* _EXERCISE GOAL_
Gather every line in the records below that contains the word "exponent".

- - - -

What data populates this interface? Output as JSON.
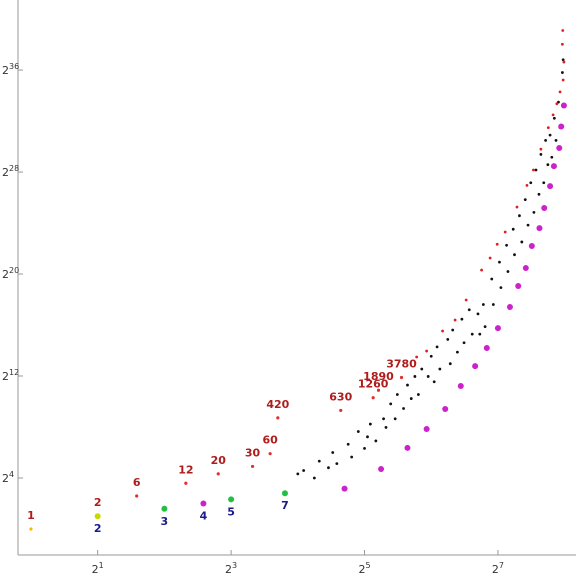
{
  "chart_data": {
    "type": "scatter",
    "xscale": "log2",
    "yscale": "log2",
    "xlim": [
      0.874,
      288
    ],
    "ylim": [
      0.243,
      3100000000000.0
    ],
    "xticks": [
      {
        "value": 2,
        "label": "2",
        "exponent": "1"
      },
      {
        "value": 8,
        "label": "2",
        "exponent": "3"
      },
      {
        "value": 32,
        "label": "2",
        "exponent": "5"
      },
      {
        "value": 128,
        "label": "2",
        "exponent": "7"
      }
    ],
    "yticks": [
      {
        "value": 16,
        "label": "2",
        "exponent": "4"
      },
      {
        "value": 4096,
        "label": "2",
        "exponent": "12"
      },
      {
        "value": 1048576,
        "label": "2",
        "exponent": "20"
      },
      {
        "value": 268435456,
        "label": "2",
        "exponent": "28"
      },
      {
        "value": 68719476736,
        "label": "2",
        "exponent": "36"
      }
    ],
    "series": [
      {
        "x": [
          16,
          17,
          19,
          20,
          22,
          23,
          24,
          27,
          28,
          30,
          32,
          33,
          34,
          36,
          39,
          40,
          42,
          44,
          45,
          48,
          50,
          52,
          54,
          56,
          58,
          62,
          64,
          66,
          68,
          70,
          76,
          78,
          80,
          84,
          88,
          90,
          95,
          98,
          104,
          106,
          110,
          112,
          120,
          122,
          130,
          132,
          140,
          142,
          150,
          152,
          160,
          164,
          170,
          175,
          180,
          186,
          190,
          196,
          200,
          206,
          210,
          215,
          220,
          224,
          230,
          234,
          240,
          244,
          250,
          252
        ],
        "values": [
          20,
          24,
          16,
          40,
          28,
          64,
          35,
          100,
          50,
          200,
          80,
          150,
          300,
          120,
          400,
          250,
          900,
          400,
          1500,
          700,
          2500,
          1200,
          4000,
          1500,
          6000,
          4000,
          12000,
          3000,
          20000,
          6000,
          30000,
          8000,
          50000,
          15000,
          90000,
          25000,
          150000,
          40000,
          120000,
          40000,
          200000,
          60000,
          800000,
          200000,
          2000000,
          500000,
          5000000,
          1200000,
          12000000,
          3000000,
          25000000,
          6000000,
          60000000,
          15000000,
          150000000,
          30000000,
          300000000,
          80000000,
          700000000,
          150000000,
          1500000000,
          400000000,
          2000000000,
          600000000,
          5000000000,
          1500000000,
          12000000000,
          3000000000,
          60000000000,
          120000000000
        ],
        "color": "#111111",
        "size": 1.4
      },
      {
        "x": [
          55,
          61,
          72,
          82,
          92,
          108,
          118,
          127,
          138,
          156,
          173,
          185,
          200,
          216,
          227,
          236,
          244,
          252,
          254,
          250,
          251
        ],
        "values": [
          11500,
          15900,
          47300,
          85900,
          255000,
          1300000,
          2500000,
          5300000,
          10300000,
          40000000,
          130000000,
          300000000,
          930000000,
          3000000000,
          6000000000,
          11000000000,
          21000000000,
          40000000000,
          106000000000,
          280000000000,
          590000000000
        ],
        "color": "#e02020",
        "size": 1.4
      },
      {
        "x": [
          26,
          38,
          50,
          61,
          74,
          87,
          101,
          114,
          128,
          145,
          158,
          171,
          182,
          197,
          207,
          220,
          229,
          242,
          247,
          254
        ],
        "values": [
          9,
          26,
          82,
          229,
          680,
          2380,
          7000,
          18800,
          55500,
          174000,
          546000,
          1450000,
          4800000,
          12700000,
          38000000,
          125000000,
          370000000,
          990000000,
          3200000000,
          10000000000
        ],
        "color": "#cc22cc",
        "size": 3
      },
      {
        "x": [
          1,
          2,
          3,
          5,
          7,
          10,
          12,
          13,
          25,
          35,
          37,
          47
        ],
        "values": [
          1,
          2,
          6,
          12,
          20,
          30,
          60,
          420,
          630,
          1260,
          1890,
          3780
        ],
        "colors": [
          "#f5b800",
          "#c8d800",
          "#e03030",
          "#e03030",
          "#e03030",
          "#e03030",
          "#e03030",
          "#e03030",
          "#e03030",
          "#e03030",
          "#e03030",
          "#e03030"
        ],
        "size": 1.6,
        "label_position": "above",
        "label_color": "#b01c1c"
      },
      {
        "x": [
          2,
          4,
          6,
          8,
          14
        ],
        "values": [
          2,
          3,
          4,
          5,
          7
        ],
        "colors": [
          "#c8d800",
          "#22c040",
          "#cc22cc",
          "#22c040",
          "#22c040"
        ],
        "size": 3,
        "label_position": "below",
        "label_color": "#1a1a8c"
      }
    ]
  }
}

- - - -

* _COMPLETE ANSWER_
        "exponent": "1"
        "exponent": "3"
        "exponent": "5"
        "exponent": "7"
        "exponent": "4"
        "exponent": "12"
        "exponent": "20"
        "exponent": "28"
        "exponent": "36"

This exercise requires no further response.